» **WHAT THE EXERCISE ASKS**: Repeat every record exactly, but keep images out of the copy.

» **INPUT RECORDS**:
========================
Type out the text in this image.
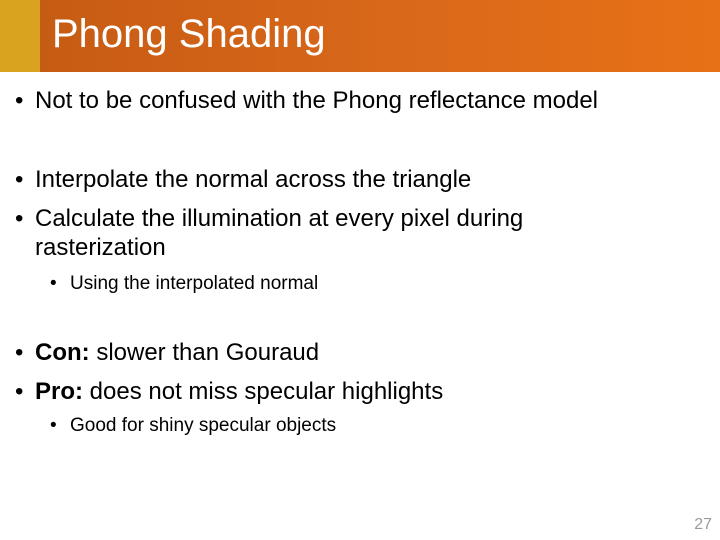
Phong Shading
• Not to be confused with the Phong reflectance model
• Interpolate the normal across the triangle
• Calculate the illumination at every pixel during
rasterization
• Using the interpolated normal
• Con: slower than Gouraud
• Pro: does not miss specular highlights
• Good for shiny specular objects
27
========================
» **EXPECTED ANSWER**:
Type out the text in this image.
Phong Shading
• Not to be confused with the Phong reflectance model
• Interpolate the normal across the triangle
• Calculate the illumination at every pixel during
rasterization
• Using the interpolated normal
• Con: slower than Gouraud
• Pro: does not miss specular highlights
• Good for shiny specular objects
27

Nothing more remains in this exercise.